### [Job]
Which lines hold the string "color"? Copy every one of them.

### [Rows from a dataset]
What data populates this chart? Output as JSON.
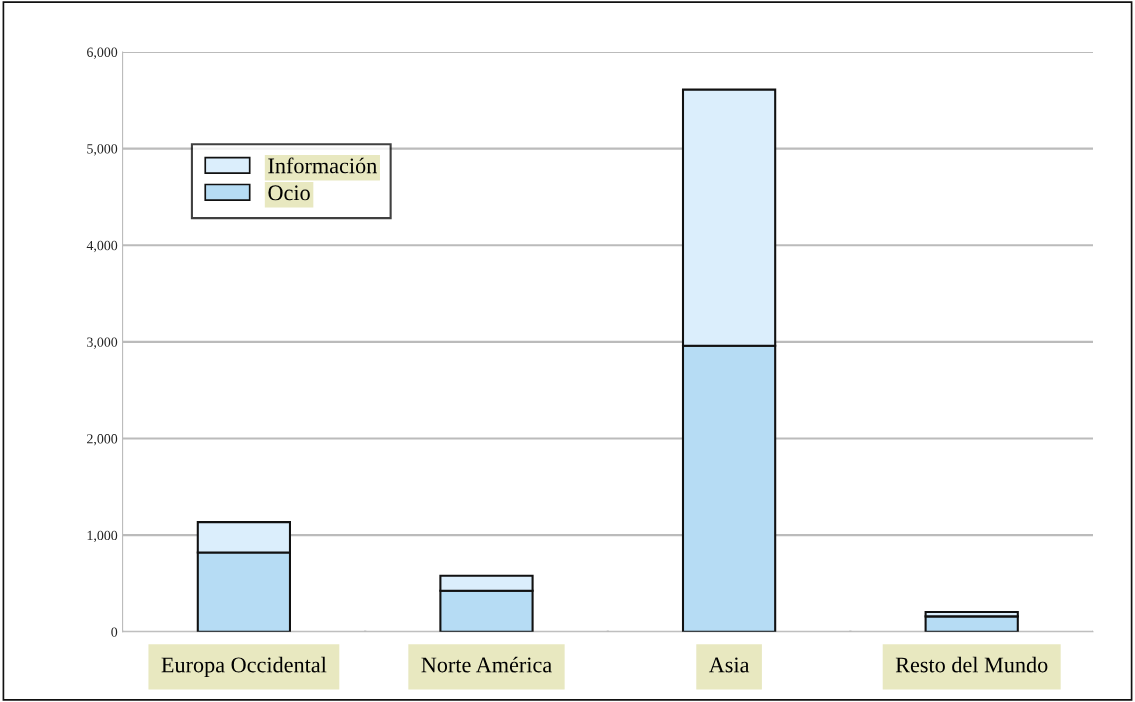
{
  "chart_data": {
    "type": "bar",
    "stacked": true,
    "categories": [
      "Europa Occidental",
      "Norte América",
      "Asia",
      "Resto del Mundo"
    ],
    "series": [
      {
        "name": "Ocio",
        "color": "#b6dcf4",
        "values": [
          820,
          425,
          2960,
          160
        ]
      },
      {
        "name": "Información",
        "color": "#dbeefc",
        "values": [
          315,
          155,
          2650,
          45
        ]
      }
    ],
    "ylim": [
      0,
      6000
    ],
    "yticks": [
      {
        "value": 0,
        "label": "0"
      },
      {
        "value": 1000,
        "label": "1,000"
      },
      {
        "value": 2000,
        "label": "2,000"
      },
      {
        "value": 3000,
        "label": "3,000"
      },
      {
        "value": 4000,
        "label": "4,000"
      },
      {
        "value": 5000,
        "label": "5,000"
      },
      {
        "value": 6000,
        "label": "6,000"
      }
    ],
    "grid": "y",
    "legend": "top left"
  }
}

==

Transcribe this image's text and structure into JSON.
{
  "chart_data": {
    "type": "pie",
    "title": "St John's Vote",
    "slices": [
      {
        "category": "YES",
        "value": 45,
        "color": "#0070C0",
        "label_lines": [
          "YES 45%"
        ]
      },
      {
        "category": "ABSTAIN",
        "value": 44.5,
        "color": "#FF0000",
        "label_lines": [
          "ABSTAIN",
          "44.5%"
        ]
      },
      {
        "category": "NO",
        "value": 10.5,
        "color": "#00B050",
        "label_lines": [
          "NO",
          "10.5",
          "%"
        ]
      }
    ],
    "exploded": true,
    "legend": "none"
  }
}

### [In response]
        "color": "#b6dcf4",
        "color": "#dbeefc",
        "color": "#0070C0",
        "color": "#FF0000",
        "color": "#00B050",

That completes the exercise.